* _What to do_
Output the lines that follow exactly as they are.

(Data entries)
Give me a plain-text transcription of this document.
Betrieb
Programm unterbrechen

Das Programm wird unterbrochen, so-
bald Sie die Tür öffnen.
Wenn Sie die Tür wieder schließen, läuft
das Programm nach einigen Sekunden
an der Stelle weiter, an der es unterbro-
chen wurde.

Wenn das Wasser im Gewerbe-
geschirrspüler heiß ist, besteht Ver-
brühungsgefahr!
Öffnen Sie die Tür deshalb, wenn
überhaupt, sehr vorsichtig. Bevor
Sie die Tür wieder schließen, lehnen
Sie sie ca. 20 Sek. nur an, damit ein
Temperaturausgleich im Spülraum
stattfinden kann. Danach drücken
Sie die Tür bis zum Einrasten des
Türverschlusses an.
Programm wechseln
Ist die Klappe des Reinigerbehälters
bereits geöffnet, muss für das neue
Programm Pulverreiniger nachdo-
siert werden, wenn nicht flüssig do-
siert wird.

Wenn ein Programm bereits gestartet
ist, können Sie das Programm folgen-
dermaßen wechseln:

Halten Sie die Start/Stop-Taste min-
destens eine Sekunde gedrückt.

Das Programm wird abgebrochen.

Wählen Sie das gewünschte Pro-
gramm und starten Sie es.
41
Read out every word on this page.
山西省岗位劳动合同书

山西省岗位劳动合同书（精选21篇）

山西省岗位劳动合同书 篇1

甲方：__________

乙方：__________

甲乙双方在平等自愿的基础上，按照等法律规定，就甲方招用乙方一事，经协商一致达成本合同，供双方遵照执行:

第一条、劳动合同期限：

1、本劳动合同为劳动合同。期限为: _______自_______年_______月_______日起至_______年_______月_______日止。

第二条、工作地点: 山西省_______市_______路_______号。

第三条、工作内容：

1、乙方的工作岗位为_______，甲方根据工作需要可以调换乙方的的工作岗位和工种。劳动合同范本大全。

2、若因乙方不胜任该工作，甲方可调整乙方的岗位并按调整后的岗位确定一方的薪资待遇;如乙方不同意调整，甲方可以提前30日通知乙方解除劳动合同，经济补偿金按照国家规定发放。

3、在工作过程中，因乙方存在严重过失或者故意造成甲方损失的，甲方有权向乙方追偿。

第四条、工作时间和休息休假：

* _Solution for this problem_
Give me a plain-text transcription of this document.
Betrieb
Programm unterbrechen

Das Programm wird unterbrochen, so-
bald Sie die Tür öffnen.
Wenn Sie die Tür wieder schließen, läuft
das Programm nach einigen Sekunden
an der Stelle weiter, an der es unterbro-
chen wurde.

Wenn das Wasser im Gewerbe-
geschirrspüler heiß ist, besteht Ver-
brühungsgefahr!
Öffnen Sie die Tür deshalb, wenn
überhaupt, sehr vorsichtig. Bevor
Sie die Tür wieder schließen, lehnen
Sie sie ca. 20 Sek. nur an, damit ein
Temperaturausgleich im Spülraum
stattfinden kann. Danach drücken
Sie die Tür bis zum Einrasten des
Türverschlusses an.
Programm wechseln
Ist die Klappe des Reinigerbehälters
bereits geöffnet, muss für das neue
Programm Pulverreiniger nachdo-
siert werden, wenn nicht flüssig do-
siert wird.

Wenn ein Programm bereits gestartet
ist, können Sie das Programm folgen-
dermaßen wechseln:

Halten Sie die Start/Stop-Taste min-
destens eine Sekunde gedrückt.

Das Programm wird abgebrochen.

Wählen Sie das gewünschte Pro-
gramm und starten Sie es.
41
Read out every word on this page.
山西省岗位劳动合同书

山西省岗位劳动合同书（精选21篇）

山西省岗位劳动合同书 篇1

甲方：__________

乙方：__________

甲乙双方在平等自愿的基础上，按照等法律规定，就甲方招用乙方一事，经协商一致达成本合同，供双方遵照执行:

第一条、劳动合同期限：

1、本劳动合同为劳动合同。期限为: _______自_______年_______月_______日起至_______年_______月_______日止。

第二条、工作地点: 山西省_______市_______路_______号。

第三条、工作内容：

1、乙方的工作岗位为_______，甲方根据工作需要可以调换乙方的的工作岗位和工种。劳动合同范本大全。

2、若因乙方不胜任该工作，甲方可调整乙方的岗位并按调整后的岗位确定一方的薪资待遇;如乙方不同意调整，甲方可以提前30日通知乙方解除劳动合同，经济补偿金按照国家规定发放。

3、在工作过程中，因乙方存在严重过失或者故意造成甲方损失的，甲方有权向乙方追偿。

第四条、工作时间和休息休假：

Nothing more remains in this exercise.